BEGIN

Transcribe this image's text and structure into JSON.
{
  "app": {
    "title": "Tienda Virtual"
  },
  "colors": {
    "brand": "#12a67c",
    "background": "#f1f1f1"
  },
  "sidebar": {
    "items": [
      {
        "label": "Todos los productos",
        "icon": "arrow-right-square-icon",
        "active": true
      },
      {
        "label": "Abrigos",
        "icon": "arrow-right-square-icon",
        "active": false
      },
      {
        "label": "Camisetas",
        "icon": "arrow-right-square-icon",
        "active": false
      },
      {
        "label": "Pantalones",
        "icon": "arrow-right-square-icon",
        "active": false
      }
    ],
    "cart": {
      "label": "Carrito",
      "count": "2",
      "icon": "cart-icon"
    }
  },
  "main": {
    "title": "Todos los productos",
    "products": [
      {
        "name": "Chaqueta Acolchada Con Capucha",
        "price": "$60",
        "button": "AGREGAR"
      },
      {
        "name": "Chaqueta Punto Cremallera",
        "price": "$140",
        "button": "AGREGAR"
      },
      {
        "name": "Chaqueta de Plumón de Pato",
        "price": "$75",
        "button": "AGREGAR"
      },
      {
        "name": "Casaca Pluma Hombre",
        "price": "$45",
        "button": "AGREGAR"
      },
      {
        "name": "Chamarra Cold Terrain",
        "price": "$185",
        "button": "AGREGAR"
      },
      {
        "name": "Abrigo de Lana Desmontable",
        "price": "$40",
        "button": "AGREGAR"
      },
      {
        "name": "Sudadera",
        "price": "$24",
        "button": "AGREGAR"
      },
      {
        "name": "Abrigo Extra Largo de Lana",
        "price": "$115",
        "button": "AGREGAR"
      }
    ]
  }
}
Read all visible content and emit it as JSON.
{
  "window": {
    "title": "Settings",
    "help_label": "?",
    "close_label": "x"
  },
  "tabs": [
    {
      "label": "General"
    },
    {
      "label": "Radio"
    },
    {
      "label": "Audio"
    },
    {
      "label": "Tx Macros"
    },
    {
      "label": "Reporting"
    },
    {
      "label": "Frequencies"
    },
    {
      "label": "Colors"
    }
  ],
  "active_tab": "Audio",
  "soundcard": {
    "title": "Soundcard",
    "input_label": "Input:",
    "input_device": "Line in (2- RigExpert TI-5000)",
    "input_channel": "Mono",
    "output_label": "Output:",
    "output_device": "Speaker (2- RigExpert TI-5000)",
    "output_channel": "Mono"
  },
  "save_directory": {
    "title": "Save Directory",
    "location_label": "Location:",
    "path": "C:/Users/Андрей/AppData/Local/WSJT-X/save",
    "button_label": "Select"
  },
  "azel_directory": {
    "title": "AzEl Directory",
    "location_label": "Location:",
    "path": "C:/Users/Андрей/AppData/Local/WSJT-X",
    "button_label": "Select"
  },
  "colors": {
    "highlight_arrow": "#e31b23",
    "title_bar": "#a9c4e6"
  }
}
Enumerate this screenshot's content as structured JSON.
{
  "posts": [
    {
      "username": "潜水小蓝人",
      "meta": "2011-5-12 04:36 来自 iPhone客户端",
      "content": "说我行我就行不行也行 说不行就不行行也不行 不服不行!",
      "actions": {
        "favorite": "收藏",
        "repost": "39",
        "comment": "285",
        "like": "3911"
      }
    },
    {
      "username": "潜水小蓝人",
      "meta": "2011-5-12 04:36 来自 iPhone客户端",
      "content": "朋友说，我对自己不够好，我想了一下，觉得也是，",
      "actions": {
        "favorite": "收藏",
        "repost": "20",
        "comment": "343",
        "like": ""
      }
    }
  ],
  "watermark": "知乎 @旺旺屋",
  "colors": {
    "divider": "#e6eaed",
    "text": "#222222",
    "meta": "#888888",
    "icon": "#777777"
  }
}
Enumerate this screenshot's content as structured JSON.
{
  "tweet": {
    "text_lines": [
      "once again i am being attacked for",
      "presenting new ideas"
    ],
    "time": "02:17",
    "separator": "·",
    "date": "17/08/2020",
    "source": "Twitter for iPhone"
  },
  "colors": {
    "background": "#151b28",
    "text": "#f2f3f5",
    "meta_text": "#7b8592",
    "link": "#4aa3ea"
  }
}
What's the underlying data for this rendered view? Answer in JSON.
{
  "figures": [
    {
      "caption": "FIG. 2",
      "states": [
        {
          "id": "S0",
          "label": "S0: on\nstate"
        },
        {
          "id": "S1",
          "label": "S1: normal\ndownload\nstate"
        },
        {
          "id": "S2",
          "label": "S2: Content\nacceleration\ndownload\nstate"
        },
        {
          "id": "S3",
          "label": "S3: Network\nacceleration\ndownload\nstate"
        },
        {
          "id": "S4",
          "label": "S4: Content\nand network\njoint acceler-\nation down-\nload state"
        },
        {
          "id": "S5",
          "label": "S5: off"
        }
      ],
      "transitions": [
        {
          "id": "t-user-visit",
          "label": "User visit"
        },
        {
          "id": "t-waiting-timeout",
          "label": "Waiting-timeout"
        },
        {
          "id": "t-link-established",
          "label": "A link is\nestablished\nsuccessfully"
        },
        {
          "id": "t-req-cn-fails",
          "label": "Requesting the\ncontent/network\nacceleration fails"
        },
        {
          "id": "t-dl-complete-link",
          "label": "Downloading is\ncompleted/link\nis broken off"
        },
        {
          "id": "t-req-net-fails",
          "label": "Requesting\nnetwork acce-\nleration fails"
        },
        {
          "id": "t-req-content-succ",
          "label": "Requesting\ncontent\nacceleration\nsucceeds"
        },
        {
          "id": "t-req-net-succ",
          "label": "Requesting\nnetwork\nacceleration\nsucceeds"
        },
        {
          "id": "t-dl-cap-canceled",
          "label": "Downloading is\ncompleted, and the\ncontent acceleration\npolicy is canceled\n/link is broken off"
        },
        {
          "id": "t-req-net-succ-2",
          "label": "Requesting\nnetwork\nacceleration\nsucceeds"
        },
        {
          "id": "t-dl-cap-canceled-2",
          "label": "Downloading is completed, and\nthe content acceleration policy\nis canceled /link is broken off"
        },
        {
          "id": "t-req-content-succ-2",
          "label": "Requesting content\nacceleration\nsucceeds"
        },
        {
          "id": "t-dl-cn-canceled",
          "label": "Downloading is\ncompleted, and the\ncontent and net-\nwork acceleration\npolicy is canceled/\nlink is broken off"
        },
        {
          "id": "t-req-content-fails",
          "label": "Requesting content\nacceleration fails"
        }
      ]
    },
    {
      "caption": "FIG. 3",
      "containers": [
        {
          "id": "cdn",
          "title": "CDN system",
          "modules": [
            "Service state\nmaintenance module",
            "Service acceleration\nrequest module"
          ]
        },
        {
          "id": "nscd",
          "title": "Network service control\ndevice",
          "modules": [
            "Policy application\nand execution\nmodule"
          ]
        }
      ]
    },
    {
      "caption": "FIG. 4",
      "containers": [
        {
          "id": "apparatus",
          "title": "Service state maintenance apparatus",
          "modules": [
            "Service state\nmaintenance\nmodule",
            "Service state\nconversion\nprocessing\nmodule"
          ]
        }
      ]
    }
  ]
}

END

=== The request ===
Of the lines in the entries, how many include the word "Local"? State only the number.

=== Result of the task ===
2